-- Start --

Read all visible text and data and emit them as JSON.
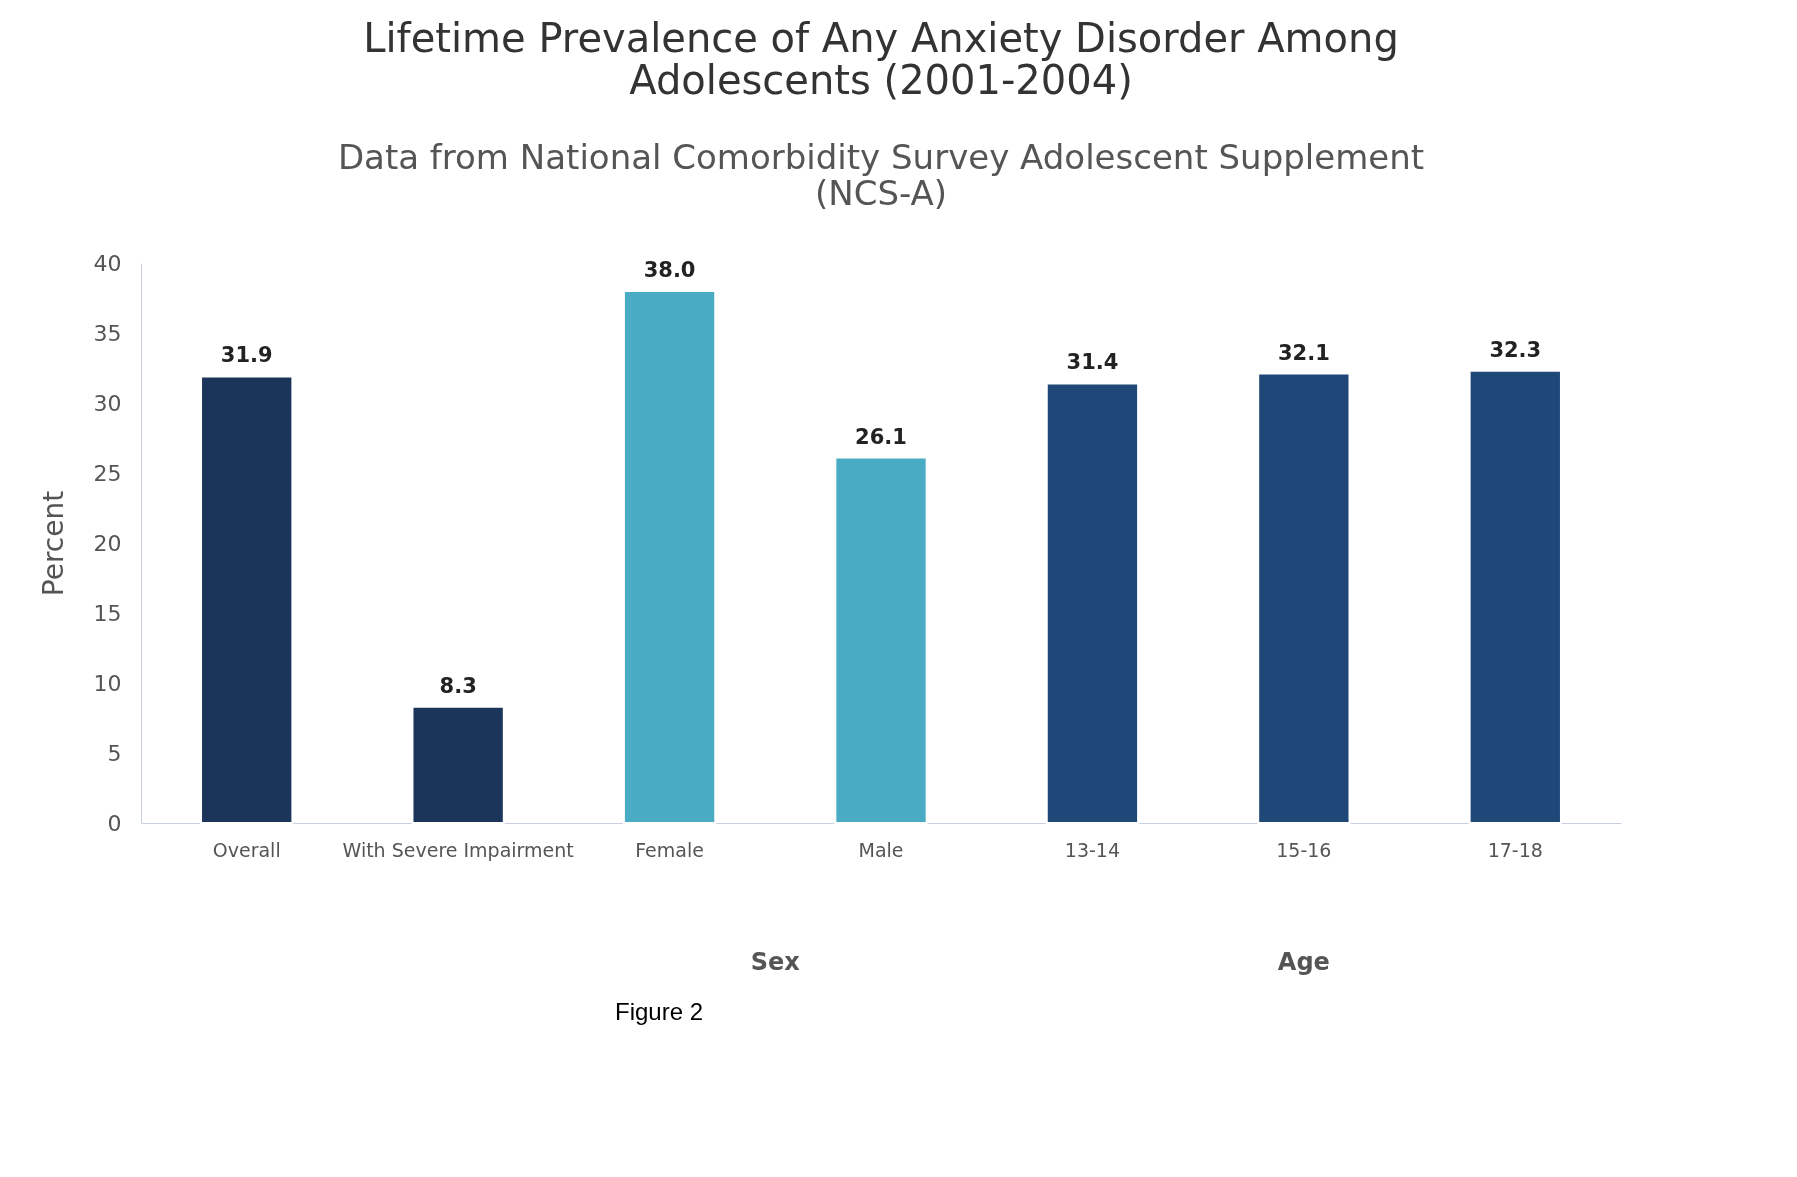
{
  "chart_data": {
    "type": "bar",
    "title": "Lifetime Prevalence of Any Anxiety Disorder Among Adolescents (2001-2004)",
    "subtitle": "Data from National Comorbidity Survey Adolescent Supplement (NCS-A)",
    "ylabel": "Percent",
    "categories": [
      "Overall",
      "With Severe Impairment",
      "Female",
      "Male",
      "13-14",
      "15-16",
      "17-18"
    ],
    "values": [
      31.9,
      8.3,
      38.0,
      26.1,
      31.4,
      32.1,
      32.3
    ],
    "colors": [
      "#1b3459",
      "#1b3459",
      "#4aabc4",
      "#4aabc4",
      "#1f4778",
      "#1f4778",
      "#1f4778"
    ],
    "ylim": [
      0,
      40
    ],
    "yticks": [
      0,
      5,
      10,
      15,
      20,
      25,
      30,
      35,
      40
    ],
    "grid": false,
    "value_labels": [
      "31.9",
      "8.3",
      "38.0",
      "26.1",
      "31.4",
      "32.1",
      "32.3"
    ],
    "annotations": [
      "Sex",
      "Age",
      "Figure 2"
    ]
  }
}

-- End --

Task brief: Transcribe the entries above verbatim, omitting their pictures.

Solution to this exercise:
Read all visible text and data and emit them as JSON.
{
  "chart_data": {
    "type": "bar",
    "title": "Lifetime Prevalence of Any Anxiety Disorder Among Adolescents (2001-2004)",
    "subtitle": "Data from National Comorbidity Survey Adolescent Supplement (NCS-A)",
    "ylabel": "Percent",
    "categories": [
      "Overall",
      "With Severe Impairment",
      "Female",
      "Male",
      "13-14",
      "15-16",
      "17-18"
    ],
    "values": [
      31.9,
      8.3,
      38.0,
      26.1,
      31.4,
      32.1,
      32.3
    ],
    "colors": [
      "#1b3459",
      "#1b3459",
      "#4aabc4",
      "#4aabc4",
      "#1f4778",
      "#1f4778",
      "#1f4778"
    ],
    "ylim": [
      0,
      40
    ],
    "yticks": [
      0,
      5,
      10,
      15,
      20,
      25,
      30,
      35,
      40
    ],
    "grid": false,
    "value_labels": [
      "31.9",
      "8.3",
      "38.0",
      "26.1",
      "31.4",
      "32.1",
      "32.3"
    ],
    "annotations": [
      "Sex",
      "Age",
      "Figure 2"
    ]
  }
}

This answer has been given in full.